The problem -> Rewrite the material below so that every occurrence of "chevron-left-icon" becomes "chevron-back-icon", leaving everything else unchanged.

Layout element annotations ->

※

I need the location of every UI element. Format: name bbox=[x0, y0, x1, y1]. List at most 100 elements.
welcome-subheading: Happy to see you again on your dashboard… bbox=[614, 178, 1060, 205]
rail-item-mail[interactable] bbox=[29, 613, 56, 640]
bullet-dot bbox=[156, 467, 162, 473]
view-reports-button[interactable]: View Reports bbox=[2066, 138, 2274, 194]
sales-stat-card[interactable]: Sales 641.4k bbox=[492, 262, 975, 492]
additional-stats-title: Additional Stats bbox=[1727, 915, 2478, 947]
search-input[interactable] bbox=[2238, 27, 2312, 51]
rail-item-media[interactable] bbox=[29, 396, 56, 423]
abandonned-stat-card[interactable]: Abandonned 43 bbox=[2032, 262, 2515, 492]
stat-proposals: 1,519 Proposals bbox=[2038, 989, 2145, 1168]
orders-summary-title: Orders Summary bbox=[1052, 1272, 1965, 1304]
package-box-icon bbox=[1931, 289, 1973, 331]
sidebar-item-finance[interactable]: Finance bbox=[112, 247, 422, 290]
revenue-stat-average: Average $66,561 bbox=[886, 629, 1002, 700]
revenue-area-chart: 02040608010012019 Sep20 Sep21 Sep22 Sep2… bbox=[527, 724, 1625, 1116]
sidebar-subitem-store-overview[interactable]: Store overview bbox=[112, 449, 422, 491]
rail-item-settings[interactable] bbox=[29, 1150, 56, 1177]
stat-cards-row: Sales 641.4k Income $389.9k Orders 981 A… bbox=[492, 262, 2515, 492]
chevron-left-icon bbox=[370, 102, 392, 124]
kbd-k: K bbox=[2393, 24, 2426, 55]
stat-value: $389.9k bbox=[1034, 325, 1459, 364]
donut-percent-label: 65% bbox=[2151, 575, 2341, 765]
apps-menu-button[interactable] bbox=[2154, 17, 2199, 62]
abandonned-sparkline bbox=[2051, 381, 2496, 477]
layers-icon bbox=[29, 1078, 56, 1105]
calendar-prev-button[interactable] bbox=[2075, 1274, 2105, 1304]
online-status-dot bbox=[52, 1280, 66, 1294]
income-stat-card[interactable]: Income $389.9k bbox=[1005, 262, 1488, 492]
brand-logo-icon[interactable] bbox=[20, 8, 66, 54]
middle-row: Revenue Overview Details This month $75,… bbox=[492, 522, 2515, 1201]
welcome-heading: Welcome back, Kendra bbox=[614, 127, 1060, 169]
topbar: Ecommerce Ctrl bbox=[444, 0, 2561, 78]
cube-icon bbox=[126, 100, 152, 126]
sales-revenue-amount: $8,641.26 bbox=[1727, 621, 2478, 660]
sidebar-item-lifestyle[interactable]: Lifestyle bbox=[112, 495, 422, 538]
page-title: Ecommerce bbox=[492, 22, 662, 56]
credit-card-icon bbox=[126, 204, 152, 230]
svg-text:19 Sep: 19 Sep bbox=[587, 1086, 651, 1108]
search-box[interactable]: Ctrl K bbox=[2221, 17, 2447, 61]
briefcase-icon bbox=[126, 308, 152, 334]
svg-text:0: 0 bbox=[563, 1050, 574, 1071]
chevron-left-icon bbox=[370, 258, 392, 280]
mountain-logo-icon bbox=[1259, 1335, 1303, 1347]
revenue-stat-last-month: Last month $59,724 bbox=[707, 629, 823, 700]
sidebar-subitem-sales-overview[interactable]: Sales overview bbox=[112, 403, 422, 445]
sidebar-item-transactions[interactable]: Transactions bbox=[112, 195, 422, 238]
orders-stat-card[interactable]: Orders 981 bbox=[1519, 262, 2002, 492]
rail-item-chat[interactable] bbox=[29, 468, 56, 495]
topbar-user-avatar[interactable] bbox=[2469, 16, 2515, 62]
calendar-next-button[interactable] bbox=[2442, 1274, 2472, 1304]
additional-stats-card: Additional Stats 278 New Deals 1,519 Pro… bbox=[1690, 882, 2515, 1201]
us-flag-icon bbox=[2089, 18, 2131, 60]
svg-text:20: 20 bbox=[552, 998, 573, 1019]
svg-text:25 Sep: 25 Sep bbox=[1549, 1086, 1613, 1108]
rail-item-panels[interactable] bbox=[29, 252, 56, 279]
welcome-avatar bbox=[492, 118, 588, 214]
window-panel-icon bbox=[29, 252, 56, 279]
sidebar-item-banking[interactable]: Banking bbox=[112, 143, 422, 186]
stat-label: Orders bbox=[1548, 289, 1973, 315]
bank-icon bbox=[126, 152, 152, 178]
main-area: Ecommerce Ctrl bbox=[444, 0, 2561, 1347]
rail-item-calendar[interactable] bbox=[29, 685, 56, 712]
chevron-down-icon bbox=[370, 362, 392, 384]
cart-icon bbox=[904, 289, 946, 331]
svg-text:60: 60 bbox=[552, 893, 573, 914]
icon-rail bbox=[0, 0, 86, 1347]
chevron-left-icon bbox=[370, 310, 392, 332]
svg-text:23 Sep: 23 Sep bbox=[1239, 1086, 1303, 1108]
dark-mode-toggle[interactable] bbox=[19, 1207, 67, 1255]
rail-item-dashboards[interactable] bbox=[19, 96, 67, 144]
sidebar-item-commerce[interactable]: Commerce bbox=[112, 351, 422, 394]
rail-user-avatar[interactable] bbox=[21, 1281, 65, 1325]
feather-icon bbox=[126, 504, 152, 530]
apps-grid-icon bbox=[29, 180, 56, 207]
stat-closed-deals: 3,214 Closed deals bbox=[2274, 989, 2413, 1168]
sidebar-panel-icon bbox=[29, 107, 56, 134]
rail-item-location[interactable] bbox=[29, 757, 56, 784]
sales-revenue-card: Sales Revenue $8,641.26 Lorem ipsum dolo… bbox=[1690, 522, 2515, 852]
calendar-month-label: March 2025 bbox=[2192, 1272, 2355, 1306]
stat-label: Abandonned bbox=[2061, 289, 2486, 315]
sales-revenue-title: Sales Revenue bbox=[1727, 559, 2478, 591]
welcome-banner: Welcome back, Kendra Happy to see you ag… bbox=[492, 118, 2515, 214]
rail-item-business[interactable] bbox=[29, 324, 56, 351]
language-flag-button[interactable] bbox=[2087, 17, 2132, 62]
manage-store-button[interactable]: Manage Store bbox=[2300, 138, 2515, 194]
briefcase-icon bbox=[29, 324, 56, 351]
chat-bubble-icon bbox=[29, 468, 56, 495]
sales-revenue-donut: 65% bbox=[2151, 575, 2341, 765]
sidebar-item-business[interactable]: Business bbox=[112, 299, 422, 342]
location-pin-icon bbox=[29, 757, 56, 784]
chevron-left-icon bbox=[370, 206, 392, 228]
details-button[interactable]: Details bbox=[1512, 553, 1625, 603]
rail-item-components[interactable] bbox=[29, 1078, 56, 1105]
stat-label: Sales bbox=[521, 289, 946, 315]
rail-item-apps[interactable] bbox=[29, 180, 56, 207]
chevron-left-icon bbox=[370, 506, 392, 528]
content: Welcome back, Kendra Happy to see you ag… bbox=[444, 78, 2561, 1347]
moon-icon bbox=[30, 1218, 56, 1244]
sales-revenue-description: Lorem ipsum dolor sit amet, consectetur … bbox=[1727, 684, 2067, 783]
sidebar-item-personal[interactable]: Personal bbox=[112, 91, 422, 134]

※

Reply ->
I need the location of every UI element. Format: name bbox=[x0, y0, x1, y1]. List at most 100 elements.
welcome-subheading: Happy to see you again on your dashboard… bbox=[614, 178, 1060, 205]
rail-item-mail[interactable] bbox=[29, 613, 56, 640]
bullet-dot bbox=[156, 467, 162, 473]
view-reports-button[interactable]: View Reports bbox=[2066, 138, 2274, 194]
sales-stat-card[interactable]: Sales 641.4k bbox=[492, 262, 975, 492]
additional-stats-title: Additional Stats bbox=[1727, 915, 2478, 947]
search-input[interactable] bbox=[2238, 27, 2312, 51]
rail-item-media[interactable] bbox=[29, 396, 56, 423]
abandonned-stat-card[interactable]: Abandonned 43 bbox=[2032, 262, 2515, 492]
stat-proposals: 1,519 Proposals bbox=[2038, 989, 2145, 1168]
orders-summary-title: Orders Summary bbox=[1052, 1272, 1965, 1304]
package-box-icon bbox=[1931, 289, 1973, 331]
sidebar-item-finance[interactable]: Finance bbox=[112, 247, 422, 290]
revenue-stat-average: Average $66,561 bbox=[886, 629, 1002, 700]
revenue-area-chart: 02040608010012019 Sep20 Sep21 Sep22 Sep2… bbox=[527, 724, 1625, 1116]
sidebar-subitem-store-overview[interactable]: Store overview bbox=[112, 449, 422, 491]
rail-item-settings[interactable] bbox=[29, 1150, 56, 1177]
stat-cards-row: Sales 641.4k Income $389.9k Orders 981 A… bbox=[492, 262, 2515, 492]
chevron-back-icon bbox=[370, 102, 392, 124]
kbd-k: K bbox=[2393, 24, 2426, 55]
stat-value: $389.9k bbox=[1034, 325, 1459, 364]
donut-percent-label: 65% bbox=[2151, 575, 2341, 765]
apps-menu-button[interactable] bbox=[2154, 17, 2199, 62]
abandonned-sparkline bbox=[2051, 381, 2496, 477]
layers-icon bbox=[29, 1078, 56, 1105]
calendar-prev-button[interactable] bbox=[2075, 1274, 2105, 1304]
online-status-dot bbox=[52, 1280, 66, 1294]
income-stat-card[interactable]: Income $389.9k bbox=[1005, 262, 1488, 492]
brand-logo-icon[interactable] bbox=[20, 8, 66, 54]
middle-row: Revenue Overview Details This month $75,… bbox=[492, 522, 2515, 1201]
welcome-heading: Welcome back, Kendra bbox=[614, 127, 1060, 169]
topbar: Ecommerce Ctrl bbox=[444, 0, 2561, 78]
cube-icon bbox=[126, 100, 152, 126]
sales-revenue-amount: $8,641.26 bbox=[1727, 621, 2478, 660]
sidebar-item-lifestyle[interactable]: Lifestyle bbox=[112, 495, 422, 538]
page-title: Ecommerce bbox=[492, 22, 662, 56]
credit-card-icon bbox=[126, 204, 152, 230]
svg-text:19 Sep: 19 Sep bbox=[587, 1086, 651, 1108]
search-box[interactable]: Ctrl K bbox=[2221, 17, 2447, 61]
briefcase-icon bbox=[126, 308, 152, 334]
svg-text:0: 0 bbox=[563, 1050, 574, 1071]
chevron-back-icon bbox=[370, 258, 392, 280]
mountain-logo-icon bbox=[1259, 1335, 1303, 1347]
revenue-stat-last-month: Last month $59,724 bbox=[707, 629, 823, 700]
sidebar-subitem-sales-overview[interactable]: Sales overview bbox=[112, 403, 422, 445]
sidebar-item-transactions[interactable]: Transactions bbox=[112, 195, 422, 238]
orders-stat-card[interactable]: Orders 981 bbox=[1519, 262, 2002, 492]
rail-item-chat[interactable] bbox=[29, 468, 56, 495]
topbar-user-avatar[interactable] bbox=[2469, 16, 2515, 62]
calendar-next-button[interactable] bbox=[2442, 1274, 2472, 1304]
additional-stats-card: Additional Stats 278 New Deals 1,519 Pro… bbox=[1690, 882, 2515, 1201]
us-flag-icon bbox=[2089, 18, 2131, 60]
svg-text:20: 20 bbox=[552, 998, 573, 1019]
svg-text:25 Sep: 25 Sep bbox=[1549, 1086, 1613, 1108]
rail-item-panels[interactable] bbox=[29, 252, 56, 279]
welcome-avatar bbox=[492, 118, 588, 214]
window-panel-icon bbox=[29, 252, 56, 279]
sidebar-item-banking[interactable]: Banking bbox=[112, 143, 422, 186]
stat-label: Orders bbox=[1548, 289, 1973, 315]
bank-icon bbox=[126, 152, 152, 178]
main-area: Ecommerce Ctrl bbox=[444, 0, 2561, 1347]
rail-item-calendar[interactable] bbox=[29, 685, 56, 712]
chevron-down-icon bbox=[370, 362, 392, 384]
cart-icon bbox=[904, 289, 946, 331]
svg-text:60: 60 bbox=[552, 893, 573, 914]
icon-rail bbox=[0, 0, 86, 1347]
chevron-back-icon bbox=[370, 310, 392, 332]
svg-text:23 Sep: 23 Sep bbox=[1239, 1086, 1303, 1108]
dark-mode-toggle[interactable] bbox=[19, 1207, 67, 1255]
rail-item-dashboards[interactable] bbox=[19, 96, 67, 144]
sidebar-item-commerce[interactable]: Commerce bbox=[112, 351, 422, 394]
rail-user-avatar[interactable] bbox=[21, 1281, 65, 1325]
feather-icon bbox=[126, 504, 152, 530]
apps-grid-icon bbox=[29, 180, 56, 207]
stat-closed-deals: 3,214 Closed deals bbox=[2274, 989, 2413, 1168]
sidebar-panel-icon bbox=[29, 107, 56, 134]
rail-item-location[interactable] bbox=[29, 757, 56, 784]
sales-revenue-card: Sales Revenue $8,641.26 Lorem ipsum dolo… bbox=[1690, 522, 2515, 852]
calendar-month-label: March 2025 bbox=[2192, 1272, 2355, 1306]
stat-label: Abandonned bbox=[2061, 289, 2486, 315]
sales-revenue-title: Sales Revenue bbox=[1727, 559, 2478, 591]
welcome-banner: Welcome back, Kendra Happy to see you ag… bbox=[492, 118, 2515, 214]
rail-item-business[interactable] bbox=[29, 324, 56, 351]
language-flag-button[interactable] bbox=[2087, 17, 2132, 62]
manage-store-button[interactable]: Manage Store bbox=[2300, 138, 2515, 194]
briefcase-icon bbox=[29, 324, 56, 351]
chat-bubble-icon bbox=[29, 468, 56, 495]
sales-revenue-donut: 65% bbox=[2151, 575, 2341, 765]
sidebar-item-business[interactable]: Business bbox=[112, 299, 422, 342]
location-pin-icon bbox=[29, 757, 56, 784]
chevron-back-icon bbox=[370, 206, 392, 228]
details-button[interactable]: Details bbox=[1512, 553, 1625, 603]
rail-item-components[interactable] bbox=[29, 1078, 56, 1105]
stat-label: Sales bbox=[521, 289, 946, 315]
rail-item-apps[interactable] bbox=[29, 180, 56, 207]
chevron-back-icon bbox=[370, 506, 392, 528]
content: Welcome back, Kendra Happy to see you ag… bbox=[444, 78, 2561, 1347]
moon-icon bbox=[30, 1218, 56, 1244]
sales-revenue-description: Lorem ipsum dolor sit amet, consectetur … bbox=[1727, 684, 2067, 783]
sidebar-item-personal[interactable]: Personal bbox=[112, 91, 422, 134]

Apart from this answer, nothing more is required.